Request:
Extract each line holding the word "таблицы" from the entries.

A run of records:
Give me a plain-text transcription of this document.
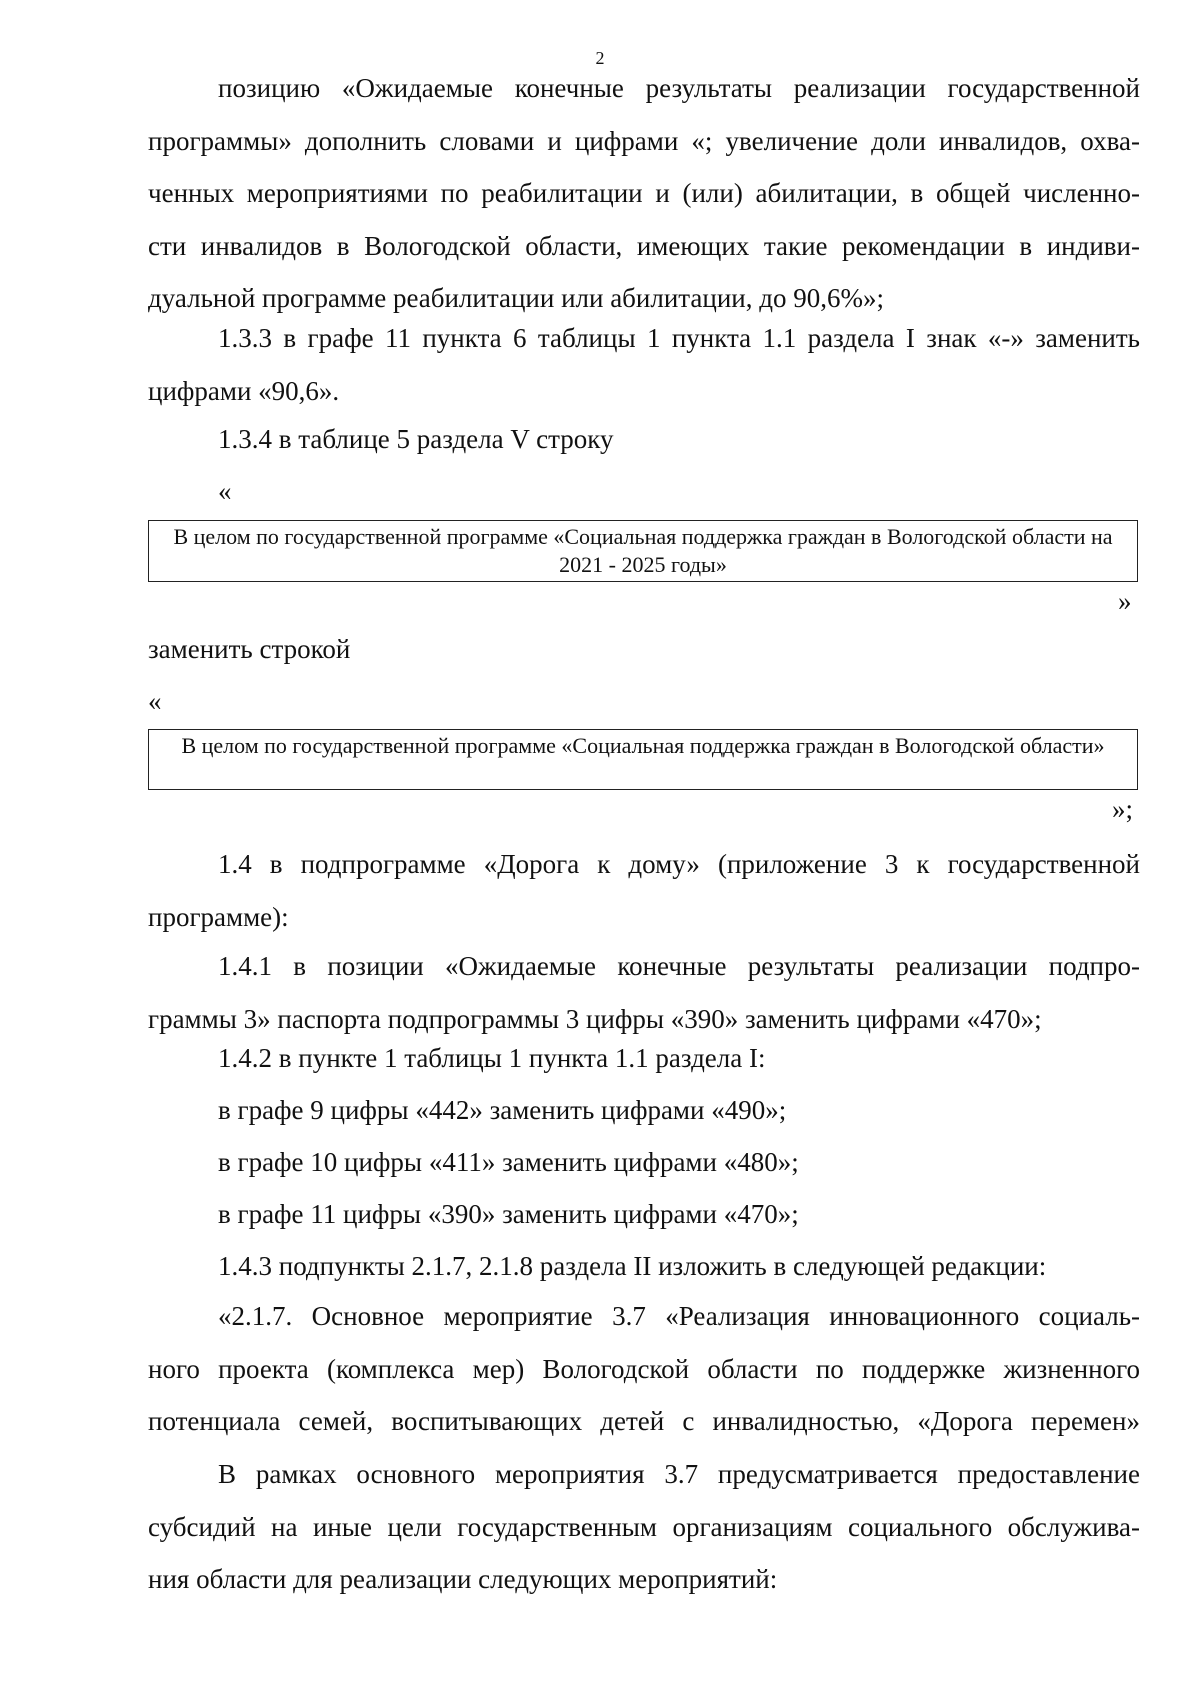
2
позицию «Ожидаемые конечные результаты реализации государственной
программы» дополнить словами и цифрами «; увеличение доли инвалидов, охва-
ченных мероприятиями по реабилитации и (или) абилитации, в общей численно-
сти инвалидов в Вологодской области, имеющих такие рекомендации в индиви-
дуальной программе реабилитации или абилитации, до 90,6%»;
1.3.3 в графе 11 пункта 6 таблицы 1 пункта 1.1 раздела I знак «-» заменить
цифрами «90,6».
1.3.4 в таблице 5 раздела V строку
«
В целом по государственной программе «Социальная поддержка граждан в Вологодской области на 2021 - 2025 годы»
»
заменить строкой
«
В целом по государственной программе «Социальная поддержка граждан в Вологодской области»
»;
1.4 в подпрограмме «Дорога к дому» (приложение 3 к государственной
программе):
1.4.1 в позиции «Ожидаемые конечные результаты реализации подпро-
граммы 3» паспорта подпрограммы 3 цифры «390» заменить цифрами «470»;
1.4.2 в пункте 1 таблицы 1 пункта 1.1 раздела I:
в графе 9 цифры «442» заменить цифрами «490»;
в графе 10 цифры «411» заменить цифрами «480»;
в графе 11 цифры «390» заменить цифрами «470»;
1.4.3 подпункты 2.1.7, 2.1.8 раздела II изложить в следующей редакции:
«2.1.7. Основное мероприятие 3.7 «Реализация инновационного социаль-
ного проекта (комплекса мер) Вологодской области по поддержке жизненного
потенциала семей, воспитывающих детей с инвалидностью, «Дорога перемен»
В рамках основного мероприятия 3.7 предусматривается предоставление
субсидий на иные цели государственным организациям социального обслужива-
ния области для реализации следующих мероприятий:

* * *

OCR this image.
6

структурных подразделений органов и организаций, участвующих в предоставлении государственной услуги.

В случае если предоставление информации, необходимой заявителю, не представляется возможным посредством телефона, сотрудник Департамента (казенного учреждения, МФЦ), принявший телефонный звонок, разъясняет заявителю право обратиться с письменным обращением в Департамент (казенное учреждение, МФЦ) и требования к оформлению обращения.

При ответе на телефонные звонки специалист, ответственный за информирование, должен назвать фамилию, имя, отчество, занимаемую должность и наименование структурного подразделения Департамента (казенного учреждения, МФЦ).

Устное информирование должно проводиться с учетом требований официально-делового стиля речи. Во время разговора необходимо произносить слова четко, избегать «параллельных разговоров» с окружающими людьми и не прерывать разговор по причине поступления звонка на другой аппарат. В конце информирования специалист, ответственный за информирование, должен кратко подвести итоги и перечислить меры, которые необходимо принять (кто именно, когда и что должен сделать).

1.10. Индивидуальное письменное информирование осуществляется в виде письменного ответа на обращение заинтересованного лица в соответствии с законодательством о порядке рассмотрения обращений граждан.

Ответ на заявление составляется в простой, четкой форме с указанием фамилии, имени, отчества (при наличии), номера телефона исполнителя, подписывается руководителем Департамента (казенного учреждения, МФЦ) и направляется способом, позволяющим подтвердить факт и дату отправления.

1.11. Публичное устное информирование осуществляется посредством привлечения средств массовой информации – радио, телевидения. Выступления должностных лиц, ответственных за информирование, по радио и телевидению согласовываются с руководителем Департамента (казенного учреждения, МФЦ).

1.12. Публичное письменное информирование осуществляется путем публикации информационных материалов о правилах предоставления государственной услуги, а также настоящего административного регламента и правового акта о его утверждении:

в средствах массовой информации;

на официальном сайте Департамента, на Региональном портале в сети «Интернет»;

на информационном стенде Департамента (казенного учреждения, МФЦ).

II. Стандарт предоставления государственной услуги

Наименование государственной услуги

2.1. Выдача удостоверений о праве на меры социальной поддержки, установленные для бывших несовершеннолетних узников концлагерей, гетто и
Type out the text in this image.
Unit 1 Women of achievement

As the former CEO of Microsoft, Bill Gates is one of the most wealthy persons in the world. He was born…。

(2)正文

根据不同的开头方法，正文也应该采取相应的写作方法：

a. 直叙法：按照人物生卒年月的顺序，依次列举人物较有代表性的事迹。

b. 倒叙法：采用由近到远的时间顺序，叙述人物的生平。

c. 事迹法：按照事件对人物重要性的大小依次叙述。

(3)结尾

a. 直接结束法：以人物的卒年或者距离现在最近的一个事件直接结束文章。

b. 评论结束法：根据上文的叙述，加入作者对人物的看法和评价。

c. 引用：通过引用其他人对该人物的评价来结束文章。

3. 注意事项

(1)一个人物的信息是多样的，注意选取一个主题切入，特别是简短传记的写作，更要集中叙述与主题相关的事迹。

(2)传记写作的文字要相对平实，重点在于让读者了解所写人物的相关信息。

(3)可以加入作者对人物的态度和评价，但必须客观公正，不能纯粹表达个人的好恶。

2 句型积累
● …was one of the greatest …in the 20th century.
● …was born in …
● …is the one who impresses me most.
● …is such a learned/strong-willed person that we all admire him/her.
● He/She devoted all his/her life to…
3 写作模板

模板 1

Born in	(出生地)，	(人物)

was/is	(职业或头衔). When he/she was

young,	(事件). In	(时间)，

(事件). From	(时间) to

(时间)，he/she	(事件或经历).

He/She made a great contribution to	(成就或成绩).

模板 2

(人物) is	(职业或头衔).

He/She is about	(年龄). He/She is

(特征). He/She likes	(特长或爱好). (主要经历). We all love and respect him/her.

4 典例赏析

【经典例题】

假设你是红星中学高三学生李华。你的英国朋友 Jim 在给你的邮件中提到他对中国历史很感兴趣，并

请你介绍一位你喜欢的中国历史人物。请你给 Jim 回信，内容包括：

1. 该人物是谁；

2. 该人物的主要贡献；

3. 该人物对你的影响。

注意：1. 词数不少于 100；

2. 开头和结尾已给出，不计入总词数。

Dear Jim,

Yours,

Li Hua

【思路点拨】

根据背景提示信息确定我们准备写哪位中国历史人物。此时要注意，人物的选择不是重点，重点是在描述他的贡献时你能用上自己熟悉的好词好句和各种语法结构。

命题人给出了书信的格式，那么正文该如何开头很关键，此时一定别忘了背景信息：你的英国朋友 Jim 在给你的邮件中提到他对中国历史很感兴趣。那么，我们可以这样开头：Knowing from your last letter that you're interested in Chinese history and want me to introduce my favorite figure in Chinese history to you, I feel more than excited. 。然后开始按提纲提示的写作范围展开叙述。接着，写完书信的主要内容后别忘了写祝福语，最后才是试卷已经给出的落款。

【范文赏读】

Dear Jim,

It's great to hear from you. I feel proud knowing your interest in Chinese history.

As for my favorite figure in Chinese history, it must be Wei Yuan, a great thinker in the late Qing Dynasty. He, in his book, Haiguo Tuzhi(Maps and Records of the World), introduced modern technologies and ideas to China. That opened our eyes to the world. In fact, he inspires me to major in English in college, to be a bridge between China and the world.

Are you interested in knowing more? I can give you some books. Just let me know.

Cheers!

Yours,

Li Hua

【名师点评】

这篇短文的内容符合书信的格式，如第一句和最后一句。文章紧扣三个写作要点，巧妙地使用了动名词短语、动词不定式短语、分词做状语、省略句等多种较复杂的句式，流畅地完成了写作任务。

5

==

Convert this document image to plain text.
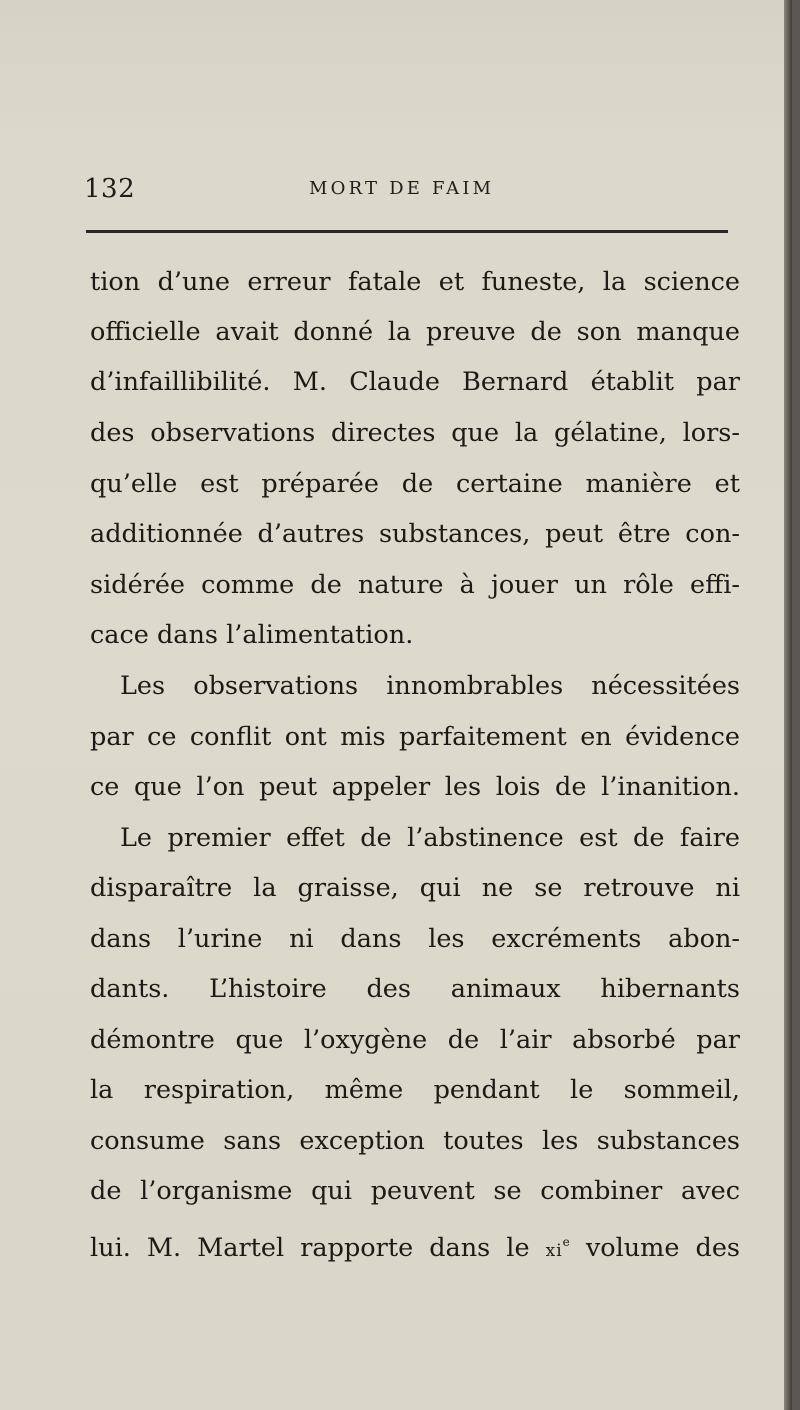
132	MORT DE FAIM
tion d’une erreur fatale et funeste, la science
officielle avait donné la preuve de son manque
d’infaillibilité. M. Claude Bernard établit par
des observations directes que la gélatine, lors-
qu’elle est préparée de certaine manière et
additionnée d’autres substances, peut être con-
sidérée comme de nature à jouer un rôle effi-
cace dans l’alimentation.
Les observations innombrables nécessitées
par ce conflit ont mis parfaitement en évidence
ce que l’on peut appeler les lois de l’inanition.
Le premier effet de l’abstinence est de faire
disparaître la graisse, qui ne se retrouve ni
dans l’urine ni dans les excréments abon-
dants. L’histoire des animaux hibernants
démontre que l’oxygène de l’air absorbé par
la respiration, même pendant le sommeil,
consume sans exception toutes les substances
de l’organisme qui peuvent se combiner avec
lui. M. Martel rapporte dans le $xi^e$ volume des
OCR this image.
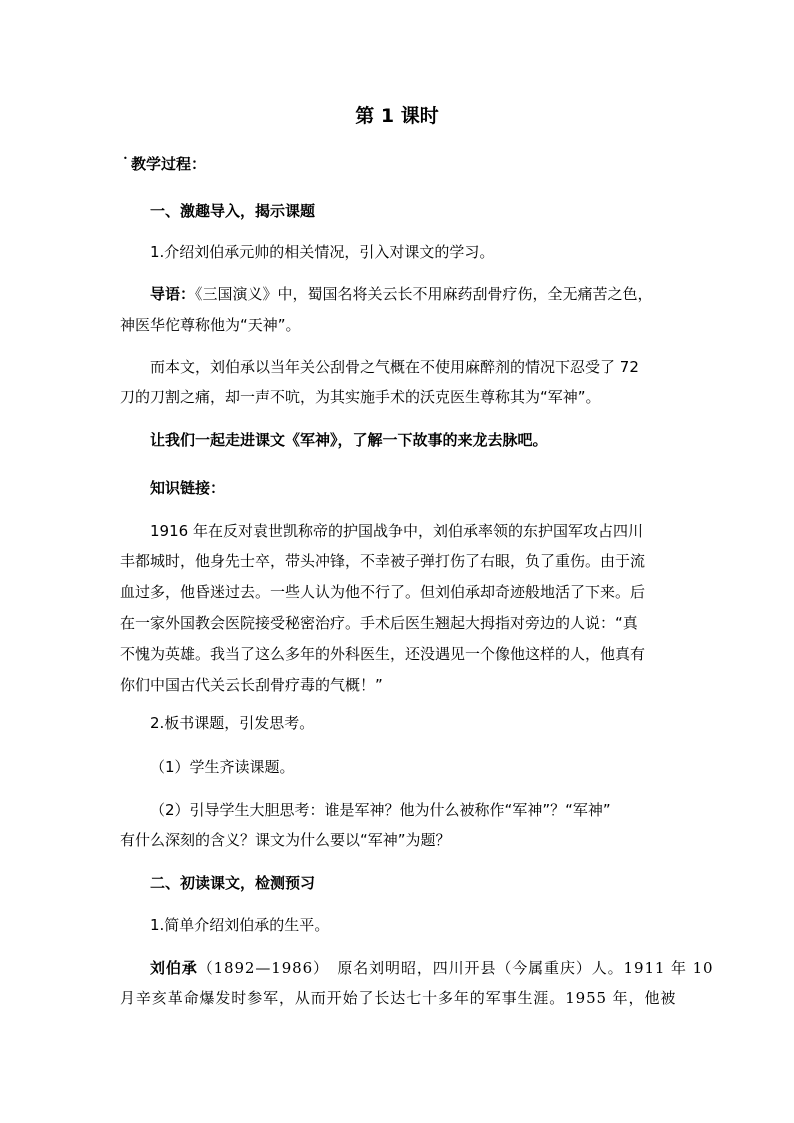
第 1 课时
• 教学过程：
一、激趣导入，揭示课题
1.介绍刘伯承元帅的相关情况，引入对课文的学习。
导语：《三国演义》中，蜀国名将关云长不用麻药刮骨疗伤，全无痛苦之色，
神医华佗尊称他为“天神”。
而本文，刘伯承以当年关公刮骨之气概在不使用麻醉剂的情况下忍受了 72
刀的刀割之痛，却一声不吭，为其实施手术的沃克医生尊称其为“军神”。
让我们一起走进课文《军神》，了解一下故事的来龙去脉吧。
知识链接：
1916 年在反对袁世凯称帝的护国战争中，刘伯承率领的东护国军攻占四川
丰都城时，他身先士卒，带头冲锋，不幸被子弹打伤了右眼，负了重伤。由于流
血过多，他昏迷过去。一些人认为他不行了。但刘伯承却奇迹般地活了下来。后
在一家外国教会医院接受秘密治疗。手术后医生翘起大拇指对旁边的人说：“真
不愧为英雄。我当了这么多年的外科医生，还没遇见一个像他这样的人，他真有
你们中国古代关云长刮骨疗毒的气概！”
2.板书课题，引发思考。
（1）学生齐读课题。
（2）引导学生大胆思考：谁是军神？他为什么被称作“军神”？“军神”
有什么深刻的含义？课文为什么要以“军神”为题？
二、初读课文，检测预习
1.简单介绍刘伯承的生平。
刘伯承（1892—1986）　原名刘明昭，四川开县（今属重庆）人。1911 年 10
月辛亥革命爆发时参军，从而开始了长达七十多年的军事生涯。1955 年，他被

Written response:
1.3.3 в графе 11 пункта 6 таблицы 1 пункта 1.1 раздела I знак «-» заменить
1.4.2 в пункте 1 таблицы 1 пункта 1.1 раздела I:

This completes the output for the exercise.